Written instruction =>
Using the listing below, copy every line that mentions "граждан".

━━━ Material provided

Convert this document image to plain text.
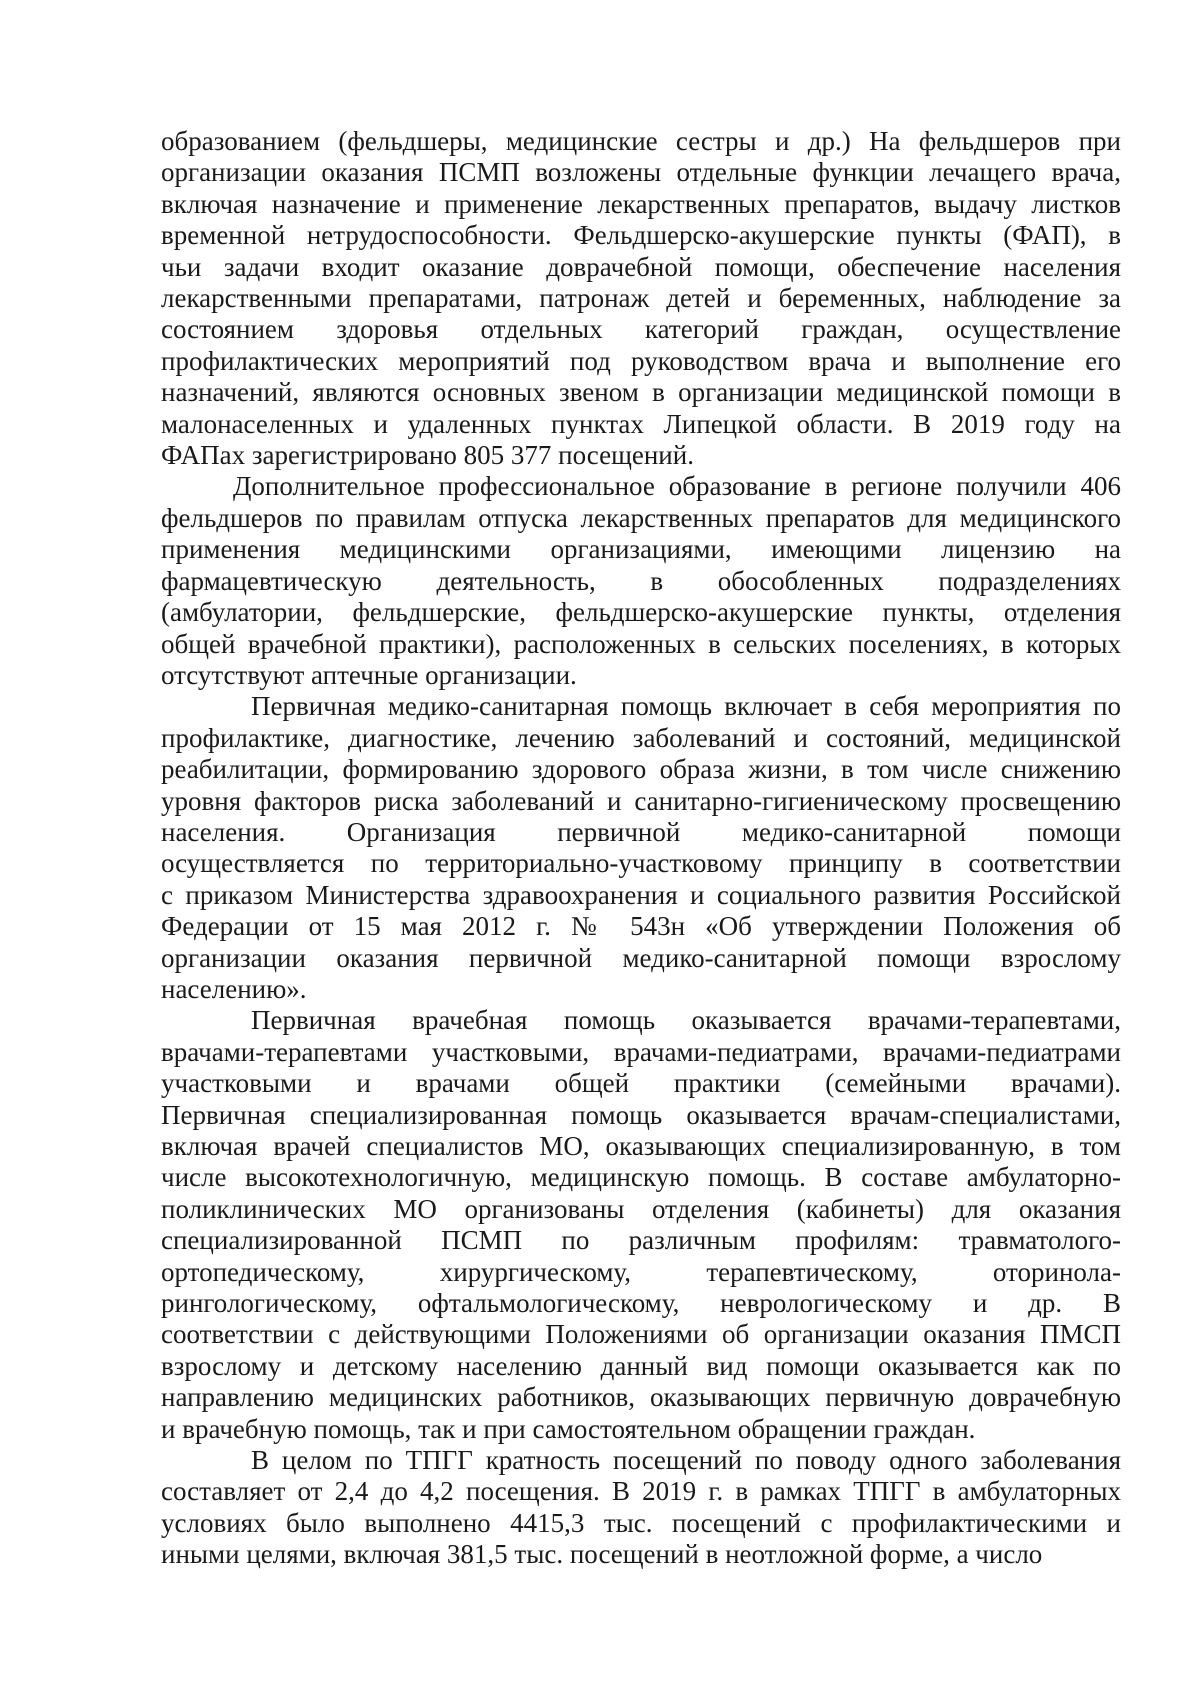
образованием (фельдшеры, медицинские сестры и др.) На фельдшеров при
организации оказания ПСМП возложены отдельные функции лечащего врача,
включая назначение и применение лекарственных препаратов, выдачу листков
временной нетрудоспособности. Фельдшерско-акушерские пункты (ФАП), в
чьи задачи входит оказание доврачебной помощи, обеспечение населения
лекарственными препаратами, патронаж детей и беременных, наблюдение за
состоянием здоровья отдельных категорий граждан, осуществление
профилактических мероприятий под руководством врача и выполнение его
назначений, являются основных звеном в организации медицинской помощи в
малонаселенных и удаленных пунктах Липецкой области. В 2019 году на
ФАПах зарегистрировано 805 377 посещений.
Дополнительное профессиональное образование в регионе получили 406
фельдшеров по правилам отпуска лекарственных препаратов для медицинского
применения медицинскими организациями, имеющими лицензию на
фармацевтическую деятельность, в обособленных подразделениях
(амбулатории, фельдшерские, фельдшерско-акушерские пункты, отделения
общей врачебной практики), расположенных в сельских поселениях, в которых
отсутствуют аптечные организации.
Первичная медико-санитарная помощь включает в себя мероприятия по
профилактике, диагностике, лечению заболеваний и состояний, медицинской
реабилитации, формированию здорового образа жизни, в том числе снижению
уровня факторов риска заболеваний и санитарно-гигиеническому просвещению
населения. Организация первичной медико-санитарной помощи
осуществляется по территориально-участковому принципу в соответствии
с приказом Министерства здравоохранения и социального развития Российской
Федерации от 15 мая 2012 г. № 543н «Об утверждении Положения об
организации оказания первичной медико-санитарной помощи взрослому
населению».
Первичная врачебная помощь оказывается врачами-терапевтами,
врачами-терапевтами участковыми, врачами-педиатрами, врачами-педиатрами
участковыми и врачами общей практики (семейными врачами).
Первичная специализированная помощь оказывается врачам-специалистами,
включая врачей специалистов МО, оказывающих специализированную, в том
числе высокотехнологичную, медицинскую помощь. В составе амбулаторно-
поликлинических МО организованы отделения (кабинеты) для оказания
специализированной ПСМП по различным профилям: травматолого-
ортопедическому, хирургическому, терапевтическому, оторинола-
рингологическому, офтальмологическому, неврологическому и др. В
соответствии с действующими Положениями об организации оказания ПМСП
взрослому и детскому населению данный вид помощи оказывается как по
направлению медицинских работников, оказывающих первичную доврачебную
и врачебную помощь, так и при самостоятельном обращении граждан.
В целом по ТПГГ кратность посещений по поводу одного заболевания
составляет от 2,4 до 4,2 посещения. В 2019 г. в рамках ТПГГ в амбулаторных
условиях было выполнено 4415,3 тыс. посещений с профилактическими и
иными целями, включая 381,5 тыс. посещений в неотложной форме, а число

━━━━━━

Full output =>
состоянием здоровья отдельных категорий граждан, осуществление
и врачебную помощь, так и при самостоятельном обращении граждан.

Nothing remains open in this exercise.